> **WRITTEN EXERCISE**
Among the entries, which lines carry the string "text"? Copy each of them.
=======
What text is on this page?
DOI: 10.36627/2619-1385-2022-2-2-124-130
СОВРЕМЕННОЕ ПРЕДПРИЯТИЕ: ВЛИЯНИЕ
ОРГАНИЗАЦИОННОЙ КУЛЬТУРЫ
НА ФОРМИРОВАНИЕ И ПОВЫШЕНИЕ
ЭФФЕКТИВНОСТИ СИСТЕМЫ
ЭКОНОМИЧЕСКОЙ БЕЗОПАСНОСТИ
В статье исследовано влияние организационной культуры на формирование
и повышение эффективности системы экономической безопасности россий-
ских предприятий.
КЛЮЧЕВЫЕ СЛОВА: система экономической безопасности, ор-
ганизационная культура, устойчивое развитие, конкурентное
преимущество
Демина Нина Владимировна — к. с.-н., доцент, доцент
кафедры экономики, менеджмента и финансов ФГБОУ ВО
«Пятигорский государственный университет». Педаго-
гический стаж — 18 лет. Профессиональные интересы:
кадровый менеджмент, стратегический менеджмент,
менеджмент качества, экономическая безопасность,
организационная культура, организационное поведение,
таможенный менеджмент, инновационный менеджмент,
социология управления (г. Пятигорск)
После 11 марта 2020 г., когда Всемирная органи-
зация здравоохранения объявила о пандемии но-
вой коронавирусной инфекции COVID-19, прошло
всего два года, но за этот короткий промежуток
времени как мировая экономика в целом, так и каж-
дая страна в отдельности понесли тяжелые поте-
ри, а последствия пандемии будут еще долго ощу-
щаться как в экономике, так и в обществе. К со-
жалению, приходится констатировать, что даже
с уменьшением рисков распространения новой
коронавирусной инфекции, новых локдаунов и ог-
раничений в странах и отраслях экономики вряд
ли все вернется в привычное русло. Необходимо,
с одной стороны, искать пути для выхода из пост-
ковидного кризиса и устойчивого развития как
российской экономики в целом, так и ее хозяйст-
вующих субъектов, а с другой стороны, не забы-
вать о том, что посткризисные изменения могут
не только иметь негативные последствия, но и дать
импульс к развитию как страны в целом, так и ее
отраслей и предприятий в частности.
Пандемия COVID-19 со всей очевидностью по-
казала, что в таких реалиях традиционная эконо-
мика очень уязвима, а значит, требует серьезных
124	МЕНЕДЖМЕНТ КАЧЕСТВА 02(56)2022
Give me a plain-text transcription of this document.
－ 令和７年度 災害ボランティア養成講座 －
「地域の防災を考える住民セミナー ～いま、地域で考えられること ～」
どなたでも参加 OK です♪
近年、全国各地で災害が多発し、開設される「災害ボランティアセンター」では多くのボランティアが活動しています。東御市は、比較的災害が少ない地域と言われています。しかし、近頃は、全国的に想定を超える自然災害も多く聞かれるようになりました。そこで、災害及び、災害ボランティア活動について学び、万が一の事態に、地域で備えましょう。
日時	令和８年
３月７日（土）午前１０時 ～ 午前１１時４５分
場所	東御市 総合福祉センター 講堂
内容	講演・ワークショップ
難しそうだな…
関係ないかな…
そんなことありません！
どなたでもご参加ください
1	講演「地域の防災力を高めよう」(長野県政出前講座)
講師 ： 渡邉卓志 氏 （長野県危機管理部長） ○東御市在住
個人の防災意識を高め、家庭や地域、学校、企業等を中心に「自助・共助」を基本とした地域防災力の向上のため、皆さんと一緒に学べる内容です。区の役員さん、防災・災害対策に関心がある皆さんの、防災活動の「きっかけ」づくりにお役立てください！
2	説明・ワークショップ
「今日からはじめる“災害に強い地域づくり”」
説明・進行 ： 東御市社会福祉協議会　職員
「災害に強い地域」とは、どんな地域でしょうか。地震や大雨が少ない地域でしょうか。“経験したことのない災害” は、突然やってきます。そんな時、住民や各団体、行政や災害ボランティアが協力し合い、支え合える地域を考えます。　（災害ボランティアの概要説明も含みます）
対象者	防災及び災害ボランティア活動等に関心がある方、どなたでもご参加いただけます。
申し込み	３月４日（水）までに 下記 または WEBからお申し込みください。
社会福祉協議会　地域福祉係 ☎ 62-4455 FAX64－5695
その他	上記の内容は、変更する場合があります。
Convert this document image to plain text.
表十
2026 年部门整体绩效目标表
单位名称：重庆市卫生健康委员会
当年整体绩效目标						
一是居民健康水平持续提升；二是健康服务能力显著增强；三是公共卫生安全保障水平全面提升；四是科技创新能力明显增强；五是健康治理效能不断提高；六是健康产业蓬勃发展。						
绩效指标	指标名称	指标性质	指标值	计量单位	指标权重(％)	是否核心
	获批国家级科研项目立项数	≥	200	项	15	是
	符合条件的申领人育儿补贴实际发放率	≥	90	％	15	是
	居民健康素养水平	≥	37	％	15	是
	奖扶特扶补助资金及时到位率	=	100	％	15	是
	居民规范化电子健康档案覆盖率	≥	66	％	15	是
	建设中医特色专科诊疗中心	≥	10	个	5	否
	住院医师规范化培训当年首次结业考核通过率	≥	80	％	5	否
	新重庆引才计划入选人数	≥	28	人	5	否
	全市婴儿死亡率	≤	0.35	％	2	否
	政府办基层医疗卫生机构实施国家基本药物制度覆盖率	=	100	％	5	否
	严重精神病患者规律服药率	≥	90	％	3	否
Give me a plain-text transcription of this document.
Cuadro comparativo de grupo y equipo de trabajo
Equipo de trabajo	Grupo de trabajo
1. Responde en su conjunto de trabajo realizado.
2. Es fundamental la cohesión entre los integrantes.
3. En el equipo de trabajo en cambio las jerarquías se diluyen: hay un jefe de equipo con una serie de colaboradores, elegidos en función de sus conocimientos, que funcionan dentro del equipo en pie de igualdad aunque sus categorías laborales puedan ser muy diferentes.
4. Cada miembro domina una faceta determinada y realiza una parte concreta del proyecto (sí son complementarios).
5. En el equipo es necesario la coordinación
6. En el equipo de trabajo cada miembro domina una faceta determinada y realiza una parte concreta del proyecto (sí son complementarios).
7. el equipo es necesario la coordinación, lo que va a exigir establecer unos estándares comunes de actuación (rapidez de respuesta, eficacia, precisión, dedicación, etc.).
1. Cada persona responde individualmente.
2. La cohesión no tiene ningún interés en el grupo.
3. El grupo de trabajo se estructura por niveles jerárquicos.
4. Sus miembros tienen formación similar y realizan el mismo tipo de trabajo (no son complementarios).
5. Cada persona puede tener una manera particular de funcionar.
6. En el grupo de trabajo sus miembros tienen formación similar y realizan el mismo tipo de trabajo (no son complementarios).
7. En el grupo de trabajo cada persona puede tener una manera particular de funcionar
=======
> **EXPECTED OUTPUT**
What text is on this page?
Give me a plain-text transcription of this document.
Convert this document image to plain text.
Give me a plain-text transcription of this document.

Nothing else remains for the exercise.